§ Short exercise
Every record must be repeated exactly, with no omission.

>> Begin

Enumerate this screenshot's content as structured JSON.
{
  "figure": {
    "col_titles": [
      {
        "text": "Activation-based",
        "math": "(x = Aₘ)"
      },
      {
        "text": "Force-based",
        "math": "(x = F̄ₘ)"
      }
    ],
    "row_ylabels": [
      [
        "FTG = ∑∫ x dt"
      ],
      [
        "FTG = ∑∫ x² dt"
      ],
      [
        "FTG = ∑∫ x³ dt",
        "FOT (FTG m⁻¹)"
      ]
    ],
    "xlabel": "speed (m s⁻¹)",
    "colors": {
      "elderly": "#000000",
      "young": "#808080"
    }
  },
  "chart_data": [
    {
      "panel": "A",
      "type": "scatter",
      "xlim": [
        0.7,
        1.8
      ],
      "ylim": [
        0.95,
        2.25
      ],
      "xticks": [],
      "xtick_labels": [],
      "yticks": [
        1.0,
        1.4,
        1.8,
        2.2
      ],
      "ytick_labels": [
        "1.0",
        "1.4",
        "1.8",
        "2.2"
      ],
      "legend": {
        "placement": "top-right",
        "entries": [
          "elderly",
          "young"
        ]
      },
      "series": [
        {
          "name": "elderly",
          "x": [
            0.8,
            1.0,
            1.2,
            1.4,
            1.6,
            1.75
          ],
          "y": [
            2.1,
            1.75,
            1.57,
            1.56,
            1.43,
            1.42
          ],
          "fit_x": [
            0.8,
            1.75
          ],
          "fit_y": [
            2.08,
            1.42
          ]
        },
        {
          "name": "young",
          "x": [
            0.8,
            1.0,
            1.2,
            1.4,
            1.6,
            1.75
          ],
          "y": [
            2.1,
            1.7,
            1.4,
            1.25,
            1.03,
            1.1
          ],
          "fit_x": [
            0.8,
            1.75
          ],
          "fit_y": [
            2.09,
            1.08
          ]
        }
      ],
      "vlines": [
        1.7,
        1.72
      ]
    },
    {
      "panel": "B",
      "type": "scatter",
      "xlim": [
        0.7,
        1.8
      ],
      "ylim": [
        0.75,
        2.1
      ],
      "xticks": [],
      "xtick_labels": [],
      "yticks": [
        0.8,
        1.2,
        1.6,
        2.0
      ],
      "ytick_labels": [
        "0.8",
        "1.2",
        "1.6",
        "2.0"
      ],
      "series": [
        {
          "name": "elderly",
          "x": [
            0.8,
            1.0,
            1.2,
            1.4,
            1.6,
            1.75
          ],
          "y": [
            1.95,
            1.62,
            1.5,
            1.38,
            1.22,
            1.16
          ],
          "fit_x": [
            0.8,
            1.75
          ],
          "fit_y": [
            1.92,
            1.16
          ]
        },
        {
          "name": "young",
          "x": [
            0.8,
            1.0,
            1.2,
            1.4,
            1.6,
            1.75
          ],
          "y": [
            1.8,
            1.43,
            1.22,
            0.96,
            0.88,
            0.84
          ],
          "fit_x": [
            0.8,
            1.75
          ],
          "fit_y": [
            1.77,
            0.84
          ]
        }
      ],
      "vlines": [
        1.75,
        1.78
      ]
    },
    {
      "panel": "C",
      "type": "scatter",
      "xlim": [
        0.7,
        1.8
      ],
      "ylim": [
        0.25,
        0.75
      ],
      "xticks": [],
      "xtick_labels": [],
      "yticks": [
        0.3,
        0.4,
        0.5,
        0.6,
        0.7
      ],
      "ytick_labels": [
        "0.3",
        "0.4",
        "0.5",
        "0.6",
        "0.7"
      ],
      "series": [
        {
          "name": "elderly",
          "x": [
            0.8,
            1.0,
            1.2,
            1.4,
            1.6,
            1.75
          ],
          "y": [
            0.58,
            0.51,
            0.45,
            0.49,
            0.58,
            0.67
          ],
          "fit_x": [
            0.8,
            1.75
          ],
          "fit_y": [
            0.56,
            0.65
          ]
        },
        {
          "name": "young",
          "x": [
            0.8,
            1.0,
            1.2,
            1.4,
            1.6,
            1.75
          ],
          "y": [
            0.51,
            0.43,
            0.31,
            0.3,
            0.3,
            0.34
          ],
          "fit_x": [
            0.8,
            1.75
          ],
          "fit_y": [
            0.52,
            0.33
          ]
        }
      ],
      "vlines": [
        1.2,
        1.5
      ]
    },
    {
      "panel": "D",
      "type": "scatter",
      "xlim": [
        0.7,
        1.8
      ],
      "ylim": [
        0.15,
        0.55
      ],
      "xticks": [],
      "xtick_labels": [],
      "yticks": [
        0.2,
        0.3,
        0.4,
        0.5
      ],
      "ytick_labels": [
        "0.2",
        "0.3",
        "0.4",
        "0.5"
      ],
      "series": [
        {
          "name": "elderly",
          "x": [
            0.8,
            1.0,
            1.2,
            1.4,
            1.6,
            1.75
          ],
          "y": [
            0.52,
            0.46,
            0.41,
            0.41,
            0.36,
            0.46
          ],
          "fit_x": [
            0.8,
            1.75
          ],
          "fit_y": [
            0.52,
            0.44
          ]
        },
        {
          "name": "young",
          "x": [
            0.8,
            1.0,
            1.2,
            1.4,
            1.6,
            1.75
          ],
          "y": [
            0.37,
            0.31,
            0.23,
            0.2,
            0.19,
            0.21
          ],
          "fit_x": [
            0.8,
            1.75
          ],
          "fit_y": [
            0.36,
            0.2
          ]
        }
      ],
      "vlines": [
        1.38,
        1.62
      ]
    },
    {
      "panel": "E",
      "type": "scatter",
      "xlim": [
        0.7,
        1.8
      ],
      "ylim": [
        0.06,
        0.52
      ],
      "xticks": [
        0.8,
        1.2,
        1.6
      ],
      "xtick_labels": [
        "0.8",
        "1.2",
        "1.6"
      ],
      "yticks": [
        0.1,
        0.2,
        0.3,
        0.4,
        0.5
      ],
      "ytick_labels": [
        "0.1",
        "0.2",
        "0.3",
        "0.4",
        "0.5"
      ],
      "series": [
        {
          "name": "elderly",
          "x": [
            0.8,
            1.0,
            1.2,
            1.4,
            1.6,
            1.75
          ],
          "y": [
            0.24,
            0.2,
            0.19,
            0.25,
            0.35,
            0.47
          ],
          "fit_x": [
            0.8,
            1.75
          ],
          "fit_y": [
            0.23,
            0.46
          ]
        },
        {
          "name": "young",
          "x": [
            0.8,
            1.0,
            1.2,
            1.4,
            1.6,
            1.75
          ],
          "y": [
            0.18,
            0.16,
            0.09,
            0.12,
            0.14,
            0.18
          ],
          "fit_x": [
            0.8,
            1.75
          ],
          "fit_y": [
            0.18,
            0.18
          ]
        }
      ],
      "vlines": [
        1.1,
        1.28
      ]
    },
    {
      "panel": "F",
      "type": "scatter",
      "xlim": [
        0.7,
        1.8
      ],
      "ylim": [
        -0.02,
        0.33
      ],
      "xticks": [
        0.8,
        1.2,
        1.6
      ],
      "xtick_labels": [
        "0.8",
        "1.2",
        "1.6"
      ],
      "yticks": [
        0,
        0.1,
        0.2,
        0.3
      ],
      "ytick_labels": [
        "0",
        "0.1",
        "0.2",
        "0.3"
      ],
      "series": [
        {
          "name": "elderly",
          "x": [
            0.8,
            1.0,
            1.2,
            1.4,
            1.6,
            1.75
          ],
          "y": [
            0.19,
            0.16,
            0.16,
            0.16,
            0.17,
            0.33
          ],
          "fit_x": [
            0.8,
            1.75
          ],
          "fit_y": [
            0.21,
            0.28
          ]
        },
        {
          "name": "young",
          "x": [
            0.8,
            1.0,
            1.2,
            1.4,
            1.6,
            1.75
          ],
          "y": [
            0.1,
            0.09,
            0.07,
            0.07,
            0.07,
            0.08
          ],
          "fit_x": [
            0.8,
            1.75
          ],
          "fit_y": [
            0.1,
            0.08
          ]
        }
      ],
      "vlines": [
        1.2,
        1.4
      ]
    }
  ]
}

>> End

§ Task result
Enumerate this screenshot's content as structured JSON.
{
  "figure": {
    "col_titles": [
      {
        "text": "Activation-based",
        "math": "(x = Aₘ)"
      },
      {
        "text": "Force-based",
        "math": "(x = F̄ₘ)"
      }
    ],
    "row_ylabels": [
      [
        "FTG = ∑∫ x dt"
      ],
      [
        "FTG = ∑∫ x² dt"
      ],
      [
        "FTG = ∑∫ x³ dt",
        "FOT (FTG m⁻¹)"
      ]
    ],
    "xlabel": "speed (m s⁻¹)",
    "colors": {
      "elderly": "#000000",
      "young": "#808080"
    }
  },
  "chart_data": [
    {
      "panel": "A",
      "type": "scatter",
      "xlim": [
        0.7,
        1.8
      ],
      "ylim": [
        0.95,
        2.25
      ],
      "xticks": [],
      "xtick_labels": [],
      "yticks": [
        1.0,
        1.4,
        1.8,
        2.2
      ],
      "ytick_labels": [
        "1.0",
        "1.4",
        "1.8",
        "2.2"
      ],
      "legend": {
        "placement": "top-right",
        "entries": [
          "elderly",
          "young"
        ]
      },
      "series": [
        {
          "name": "elderly",
          "x": [
            0.8,
            1.0,
            1.2,
            1.4,
            1.6,
            1.75
          ],
          "y": [
            2.1,
            1.75,
            1.57,
            1.56,
            1.43,
            1.42
          ],
          "fit_x": [
            0.8,
            1.75
          ],
          "fit_y": [
            2.08,
            1.42
          ]
        },
        {
          "name": "young",
          "x": [
            0.8,
            1.0,
            1.2,
            1.4,
            1.6,
            1.75
          ],
          "y": [
            2.1,
            1.7,
            1.4,
            1.25,
            1.03,
            1.1
          ],
          "fit_x": [
            0.8,
            1.75
          ],
          "fit_y": [
            2.09,
            1.08
          ]
        }
      ],
      "vlines": [
        1.7,
        1.72
      ]
    },
    {
      "panel": "B",
      "type": "scatter",
      "xlim": [
        0.7,
        1.8
      ],
      "ylim": [
        0.75,
        2.1
      ],
      "xticks": [],
      "xtick_labels": [],
      "yticks": [
        0.8,
        1.2,
        1.6,
        2.0
      ],
      "ytick_labels": [
        "0.8",
        "1.2",
        "1.6",
        "2.0"
      ],
      "series": [
        {
          "name": "elderly",
          "x": [
            0.8,
            1.0,
            1.2,
            1.4,
            1.6,
            1.75
          ],
          "y": [
            1.95,
            1.62,
            1.5,
            1.38,
            1.22,
            1.16
          ],
          "fit_x": [
            0.8,
            1.75
          ],
          "fit_y": [
            1.92,
            1.16
          ]
        },
        {
          "name": "young",
          "x": [
            0.8,
            1.0,
            1.2,
            1.4,
            1.6,
            1.75
          ],
          "y": [
            1.8,
            1.43,
            1.22,
            0.96,
            0.88,
            0.84
          ],
          "fit_x": [
            0.8,
            1.75
          ],
          "fit_y": [
            1.77,
            0.84
          ]
        }
      ],
      "vlines": [
        1.75,
        1.78
      ]
    },
    {
      "panel": "C",
      "type": "scatter",
      "xlim": [
        0.7,
        1.8
      ],
      "ylim": [
        0.25,
        0.75
      ],
      "xticks": [],
      "xtick_labels": [],
      "yticks": [
        0.3,
        0.4,
        0.5,
        0.6,
        0.7
      ],
      "ytick_labels": [
        "0.3",
        "0.4",
        "0.5",
        "0.6",
        "0.7"
      ],
      "series": [
        {
          "name": "elderly",
          "x": [
            0.8,
            1.0,
            1.2,
            1.4,
            1.6,
            1.75
          ],
          "y": [
            0.58,
            0.51,
            0.45,
            0.49,
            0.58,
            0.67
          ],
          "fit_x": [
            0.8,
            1.75
          ],
          "fit_y": [
            0.56,
            0.65
          ]
        },
        {
          "name": "young",
          "x": [
            0.8,
            1.0,
            1.2,
            1.4,
            1.6,
            1.75
          ],
          "y": [
            0.51,
            0.43,
            0.31,
            0.3,
            0.3,
            0.34
          ],
          "fit_x": [
            0.8,
            1.75
          ],
          "fit_y": [
            0.52,
            0.33
          ]
        }
      ],
      "vlines": [
        1.2,
        1.5
      ]
    },
    {
      "panel": "D",
      "type": "scatter",
      "xlim": [
        0.7,
        1.8
      ],
      "ylim": [
        0.15,
        0.55
      ],
      "xticks": [],
      "xtick_labels": [],
      "yticks": [
        0.2,
        0.3,
        0.4,
        0.5
      ],
      "ytick_labels": [
        "0.2",
        "0.3",
        "0.4",
        "0.5"
      ],
      "series": [
        {
          "name": "elderly",
          "x": [
            0.8,
            1.0,
            1.2,
            1.4,
            1.6,
            1.75
          ],
          "y": [
            0.52,
            0.46,
            0.41,
            0.41,
            0.36,
            0.46
          ],
          "fit_x": [
            0.8,
            1.75
          ],
          "fit_y": [
            0.52,
            0.44
          ]
        },
        {
          "name": "young",
          "x": [
            0.8,
            1.0,
            1.2,
            1.4,
            1.6,
            1.75
          ],
          "y": [
            0.37,
            0.31,
            0.23,
            0.2,
            0.19,
            0.21
          ],
          "fit_x": [
            0.8,
            1.75
          ],
          "fit_y": [
            0.36,
            0.2
          ]
        }
      ],
      "vlines": [
        1.38,
        1.62
      ]
    },
    {
      "panel": "E",
      "type": "scatter",
      "xlim": [
        0.7,
        1.8
      ],
      "ylim": [
        0.06,
        0.52
      ],
      "xticks": [
        0.8,
        1.2,
        1.6
      ],
      "xtick_labels": [
        "0.8",
        "1.2",
        "1.6"
      ],
      "yticks": [
        0.1,
        0.2,
        0.3,
        0.4,
        0.5
      ],
      "ytick_labels": [
        "0.1",
        "0.2",
        "0.3",
        "0.4",
        "0.5"
      ],
      "series": [
        {
          "name": "elderly",
          "x": [
            0.8,
            1.0,
            1.2,
            1.4,
            1.6,
            1.75
          ],
          "y": [
            0.24,
            0.2,
            0.19,
            0.25,
            0.35,
            0.47
          ],
          "fit_x": [
            0.8,
            1.75
          ],
          "fit_y": [
            0.23,
            0.46
          ]
        },
        {
          "name": "young",
          "x": [
            0.8,
            1.0,
            1.2,
            1.4,
            1.6,
            1.75
          ],
          "y": [
            0.18,
            0.16,
            0.09,
            0.12,
            0.14,
            0.18
          ],
          "fit_x": [
            0.8,
            1.75
          ],
          "fit_y": [
            0.18,
            0.18
          ]
        }
      ],
      "vlines": [
        1.1,
        1.28
      ]
    },
    {
      "panel": "F",
      "type": "scatter",
      "xlim": [
        0.7,
        1.8
      ],
      "ylim": [
        -0.02,
        0.33
      ],
      "xticks": [
        0.8,
        1.2,
        1.6
      ],
      "xtick_labels": [
        "0.8",
        "1.2",
        "1.6"
      ],
      "yticks": [
        0,
        0.1,
        0.2,
        0.3
      ],
      "ytick_labels": [
        "0",
        "0.1",
        "0.2",
        "0.3"
      ],
      "series": [
        {
          "name": "elderly",
          "x": [
            0.8,
            1.0,
            1.2,
            1.4,
            1.6,
            1.75
          ],
          "y": [
            0.19,
            0.16,
            0.16,
            0.16,
            0.17,
            0.33
          ],
          "fit_x": [
            0.8,
            1.75
          ],
          "fit_y": [
            0.21,
            0.28
          ]
        },
        {
          "name": "young",
          "x": [
            0.8,
            1.0,
            1.2,
            1.4,
            1.6,
            1.75
          ],
          "y": [
            0.1,
            0.09,
            0.07,
            0.07,
            0.07,
            0.08
          ],
          "fit_x": [
            0.8,
            1.75
          ],
          "fit_y": [
            0.1,
            0.08
          ]
        }
      ],
      "vlines": [
        1.2,
        1.4
      ]
    }
  ]
}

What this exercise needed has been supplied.